Collected data entries
——

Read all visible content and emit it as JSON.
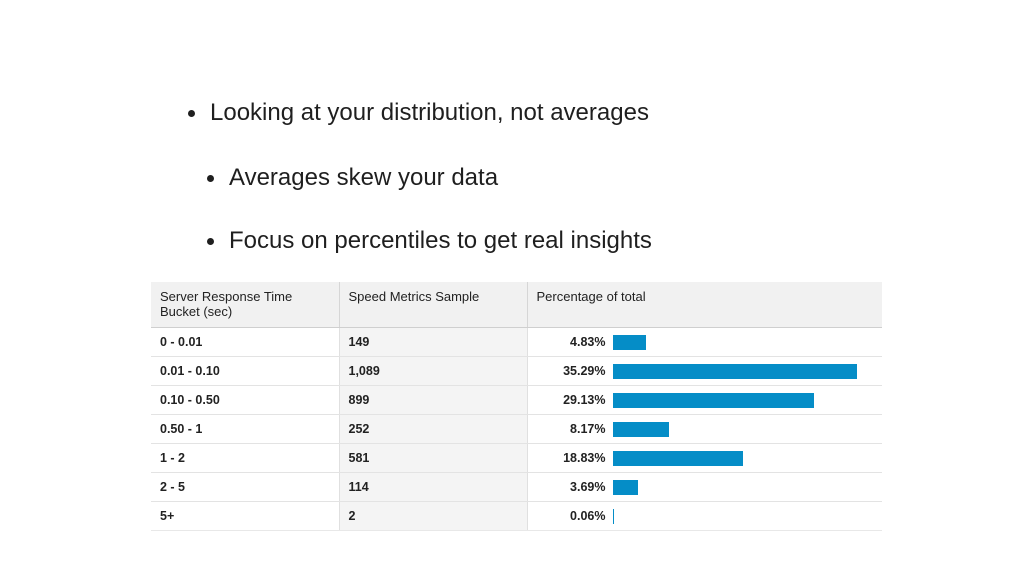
{
  "bullets": [
    "Looking at your distribution, not averages",
    "Averages skew your data",
    "Focus on percentiles to get real insights"
  ],
  "table": {
    "headers": {
      "col1_line1": "Server Response Time",
      "col1_line2": "Bucket (sec)",
      "col2": "Speed Metrics Sample",
      "col3": "Percentage of total"
    },
    "bar_color": "#058dc7",
    "bar_max_percent": 35.29,
    "rows": [
      {
        "bucket": "0 - 0.01",
        "sample": "149",
        "percent_label": "4.83%",
        "percent": 4.83
      },
      {
        "bucket": "0.01 - 0.10",
        "sample": "1,089",
        "percent_label": "35.29%",
        "percent": 35.29
      },
      {
        "bucket": "0.10 - 0.50",
        "sample": "899",
        "percent_label": "29.13%",
        "percent": 29.13
      },
      {
        "bucket": "0.50 - 1",
        "sample": "252",
        "percent_label": "8.17%",
        "percent": 8.17
      },
      {
        "bucket": "1 - 2",
        "sample": "581",
        "percent_label": "18.83%",
        "percent": 18.83
      },
      {
        "bucket": "2 - 5",
        "sample": "114",
        "percent_label": "3.69%",
        "percent": 3.69
      },
      {
        "bucket": "5+",
        "sample": "2",
        "percent_label": "0.06%",
        "percent": 0.06
      }
    ]
  }
}
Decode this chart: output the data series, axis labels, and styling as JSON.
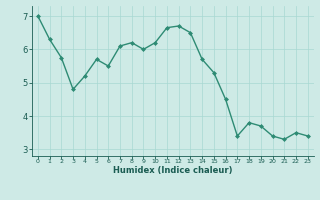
{
  "x": [
    0,
    1,
    2,
    3,
    4,
    5,
    6,
    7,
    8,
    9,
    10,
    11,
    12,
    13,
    14,
    15,
    16,
    17,
    18,
    19,
    20,
    21,
    22,
    23
  ],
  "y": [
    7.0,
    6.3,
    5.75,
    4.8,
    5.2,
    5.7,
    5.5,
    6.1,
    6.2,
    6.0,
    6.2,
    6.65,
    6.7,
    6.5,
    5.7,
    5.3,
    4.5,
    3.4,
    3.8,
    3.7,
    3.4,
    3.3,
    3.5,
    3.4
  ],
  "line_color": "#2e8b74",
  "marker_color": "#2e8b74",
  "bg_color": "#ceeae6",
  "grid_color": "#a8d8d2",
  "xlabel": "Humidex (Indice chaleur)",
  "xlabel_color": "#1a5c52",
  "tick_color": "#1a5c52",
  "ylim": [
    2.8,
    7.3
  ],
  "xlim": [
    -0.5,
    23.5
  ],
  "yticks": [
    3,
    4,
    5,
    6,
    7
  ],
  "xticks": [
    0,
    1,
    2,
    3,
    4,
    5,
    6,
    7,
    8,
    9,
    10,
    11,
    12,
    13,
    14,
    15,
    16,
    17,
    18,
    19,
    20,
    21,
    22,
    23
  ],
  "xtick_labels": [
    "0",
    "1",
    "2",
    "3",
    "4",
    "5",
    "6",
    "7",
    "8",
    "9",
    "10",
    "11",
    "12",
    "13",
    "14",
    "15",
    "16",
    "17",
    "18",
    "19",
    "20",
    "21",
    "22",
    "23"
  ]
}
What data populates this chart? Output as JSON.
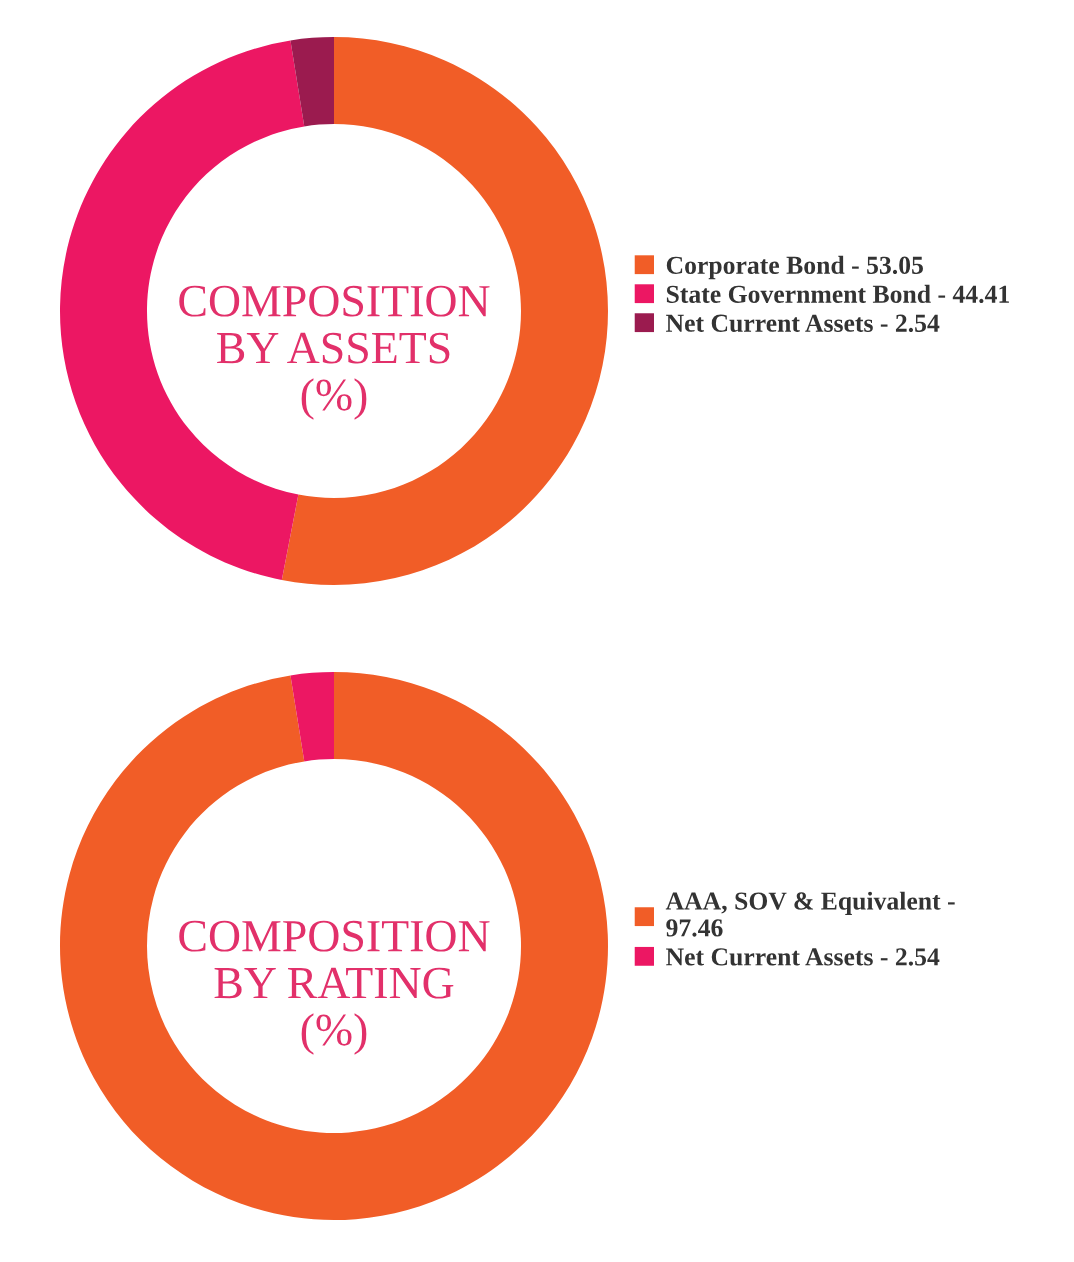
{
  "chart_data": [
    {
      "type": "donut",
      "title": "COMPOSITION\nBY ASSETS\n(%)",
      "categories": [
        "Corporate Bond - 53.05",
        "State Government Bond - 44.41",
        "Net Current Assets - 2.54"
      ],
      "values": [
        53.05,
        44.41,
        2.54
      ],
      "colors": [
        "#f15d27",
        "#ec1763",
        "#9b1b4f"
      ],
      "legend": "right"
    },
    {
      "type": "donut",
      "title": "COMPOSITION\nBY RATING\n(%)",
      "categories": [
        "AAA, SOV & Equivalent -\n97.46",
        "Net Current Assets - 2.54"
      ],
      "values": [
        97.46,
        2.54
      ],
      "colors": [
        "#f15d27",
        "#ec1763"
      ],
      "legend": "right"
    }
  ]
}
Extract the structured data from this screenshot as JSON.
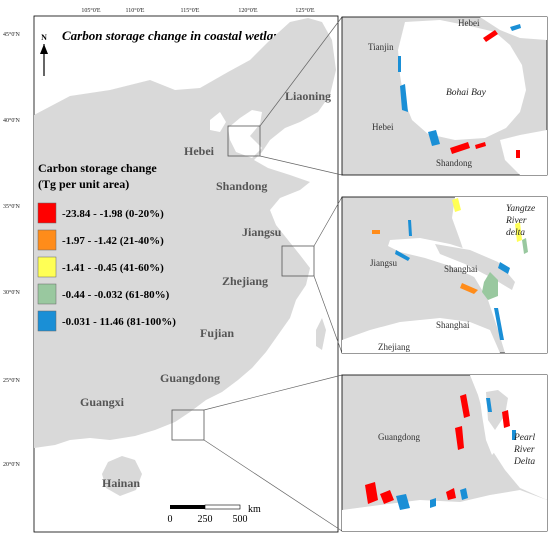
{
  "title": "Carbon storage change in coastal wetlands",
  "north": "N",
  "lon_ticks": [
    "105°0'E",
    "110°0'E",
    "115°0'E",
    "120°0'E",
    "125°0'E"
  ],
  "lat_ticks": [
    "45°0'N",
    "40°0'N",
    "35°0'N",
    "30°0'N",
    "25°0'N",
    "20°0'N"
  ],
  "legend": {
    "title_line1": "Carbon storage change",
    "title_line2": "(Tg per unit area)",
    "items": [
      {
        "label": "-23.84 - -1.98 (0-20%)",
        "color": "#ff0000"
      },
      {
        "label": "-1.97 - -1.42 (21-40%)",
        "color": "#ff8c1a"
      },
      {
        "label": "-1.41 - -0.45 (41-60%)",
        "color": "#ffff55"
      },
      {
        "label": "-0.44 - -0.032 (61-80%)",
        "color": "#99c89f"
      },
      {
        "label": "-0.031 - 11.46 (81-100%)",
        "color": "#1a8fd6"
      }
    ]
  },
  "provinces": {
    "liaoning": "Liaoning",
    "hebei": "Hebei",
    "shandong": "Shandong",
    "jiangsu": "Jiangsu",
    "zhejiang": "Zhejiang",
    "fujian": "Fujian",
    "guangdong": "Guangdong",
    "guangxi": "Guangxi",
    "hainan": "Hainan"
  },
  "scale": {
    "unit": "km",
    "labels": [
      "0",
      "250",
      "500"
    ]
  },
  "insets": {
    "bohai": {
      "hebei_top": "Hebei",
      "tianjin": "Tianjin",
      "hebei_left": "Hebei",
      "bay": "Bohai Bay",
      "shandong": "Shandong"
    },
    "yangtze": {
      "delta_line1": "Yangtze",
      "delta_line2": "River",
      "delta_line3": "delta",
      "jiangsu": "Jiangsu",
      "shanghai1": "Shanghai",
      "shanghai2": "Shanghai",
      "zhejiang": "Zhejiang"
    },
    "pearl": {
      "guangdong": "Guangdong",
      "delta_line1": "Pearl",
      "delta_line2": "River",
      "delta_line3": "Delta"
    }
  },
  "colors": {
    "land": "#d9d9d9",
    "frame": "#000000"
  }
}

——

Problem description
Copy the data exactly. Any picture it contains is to be omitted.

Result
Read all visible content and emit it as JSON.
{
  "bullets": [
    "Looking at your distribution, not averages",
    "Averages skew your data",
    "Focus on percentiles to get real insights"
  ],
  "table": {
    "headers": {
      "col1_line1": "Server Response Time",
      "col1_line2": "Bucket (sec)",
      "col2": "Speed Metrics Sample",
      "col3": "Percentage of total"
    },
    "bar_color": "#058dc7",
    "bar_max_percent": 35.29,
    "rows": [
      {
        "bucket": "0 - 0.01",
        "sample": "149",
        "percent_label": "4.83%",
        "percent": 4.83
      },
      {
        "bucket": "0.01 - 0.10",
        "sample": "1,089",
        "percent_label": "35.29%",
        "percent": 35.29
      },
      {
        "bucket": "0.10 - 0.50",
        "sample": "899",
        "percent_label": "29.13%",
        "percent": 29.13
      },
      {
        "bucket": "0.50 - 1",
        "sample": "252",
        "percent_label": "8.17%",
        "percent": 8.17
      },
      {
        "bucket": "1 - 2",
        "sample": "581",
        "percent_label": "18.83%",
        "percent": 18.83
      },
      {
        "bucket": "2 - 5",
        "sample": "114",
        "percent_label": "3.69%",
        "percent": 3.69
      },
      {
        "bucket": "5+",
        "sample": "2",
        "percent_label": "0.06%",
        "percent": 0.06
      }
    ]
  }
}
Decode this chart: output the data series, axis labels, and styling as JSON.
{
  "x": [
    0,
    1,
    2,
    3,
    4,
    5,
    6,
    7,
    8,
    9,
    10,
    11,
    12,
    13,
    14,
    15,
    16,
    17,
    18,
    19,
    20,
    21,
    22,
    23
  ],
  "y": [
    7.0,
    6.3,
    5.75,
    4.8,
    5.2,
    5.7,
    5.5,
    6.1,
    6.2,
    6.0,
    6.2,
    6.65,
    6.7,
    6.5,
    5.7,
    5.3,
    4.5,
    3.4,
    3.8,
    3.7,
    3.4,
    3.3,
    3.5,
    3.4
  ],
  "line_color": "#2e8b74",
  "marker_color": "#2e8b74",
  "bg_color": "#ceeae6",
  "grid_color": "#a8d8d2",
  "xlabel": "Humidex (Indice chaleur)",
  "xlabel_color": "#1a5c52",
  "tick_color": "#1a5c52",
  "ylim": [
    2.8,
    7.3
  ],
  "xlim": [
    -0.5,
    23.5
  ],
  "yticks": [
    3,
    4,
    5,
    6,
    7
  ],
  "xticks": [
    0,
    1,
    2,
    3,
    4,
    5,
    6,
    7,
    8,
    9,
    10,
    11,
    12,
    13,
    14,
    15,
    16,
    17,
    18,
    19,
    20,
    21,
    22,
    23
  ],
  "xtick_labels": [
    "0",
    "1",
    "2",
    "3",
    "4",
    "5",
    "6",
    "7",
    "8",
    "9",
    "10",
    "11",
    "12",
    "13",
    "14",
    "15",
    "16",
    "17",
    "18",
    "19",
    "20",
    "21",
    "22",
    "23"
  ]
}
What data populates this chart? Output as JSON.
{
  "chart_data": [
    {
      "type": "donut",
      "title": "COMPOSITION\nBY ASSETS\n(%)",
      "categories": [
        "Corporate Bond - 53.05",
        "State Government Bond - 44.41",
        "Net Current Assets - 2.54"
      ],
      "values": [
        53.05,
        44.41,
        2.54
      ],
      "colors": [
        "#f15d27",
        "#ec1763",
        "#9b1b4f"
      ],
      "legend": "right"
    },
    {
      "type": "donut",
      "title": "COMPOSITION\nBY RATING\n(%)",
      "categories": [
        "AAA, SOV & Equivalent -\n97.46",
        "Net Current Assets - 2.54"
      ],
      "values": [
        97.46,
        2.54
      ],
      "colors": [
        "#f15d27",
        "#ec1763"
      ],
      "legend": "right"
    }
  ]
}
Extract the structured data from this screenshot as JSON.
{
  "title": "Carbon storage change in coastal wetlands",
  "north": "N",
  "lon_ticks": [
    "105°0'E",
    "110°0'E",
    "115°0'E",
    "120°0'E",
    "125°0'E"
  ],
  "lat_ticks": [
    "45°0'N",
    "40°0'N",
    "35°0'N",
    "30°0'N",
    "25°0'N",
    "20°0'N"
  ],
  "legend": {
    "title_line1": "Carbon storage change",
    "title_line2": "(Tg per unit area)",
    "items": [
      {
        "label": "-23.84 - -1.98 (0-20%)",
        "color": "#ff0000"
      },
      {
        "label": "-1.97 - -1.42 (21-40%)",
        "color": "#ff8c1a"
      },
      {
        "label": "-1.41 - -0.45 (41-60%)",
        "color": "#ffff55"
      },
      {
        "label": "-0.44 - -0.032 (61-80%)",
        "color": "#99c89f"
      },
      {
        "label": "-0.031 - 11.46 (81-100%)",
        "color": "#1a8fd6"
      }
    ]
  },
  "provinces": {
    "liaoning": "Liaoning",
    "hebei": "Hebei",
    "shandong": "Shandong",
    "jiangsu": "Jiangsu",
    "zhejiang": "Zhejiang",
    "fujian": "Fujian",
    "guangdong": "Guangdong",
    "guangxi": "Guangxi",
    "hainan": "Hainan"
  },
  "scale": {
    "unit": "km",
    "labels": [
      "0",
      "250",
      "500"
    ]
  },
  "insets": {
    "bohai": {
      "hebei_top": "Hebei",
      "tianjin": "Tianjin",
      "hebei_left": "Hebei",
      "bay": "Bohai Bay",
      "shandong": "Shandong"
    },
    "yangtze": {
      "delta_line1": "Yangtze",
      "delta_line2": "River",
      "delta_line3": "delta",
      "jiangsu": "Jiangsu",
      "shanghai1": "Shanghai",
      "shanghai2": "Shanghai",
      "zhejiang": "Zhejiang"
    },
    "pearl": {
      "guangdong": "Guangdong",
      "delta_line1": "Pearl",
      "delta_line2": "River",
      "delta_line3": "Delta"
    }
  },
  "colors": {
    "land": "#d9d9d9",
    "frame": "#000000"
  }
}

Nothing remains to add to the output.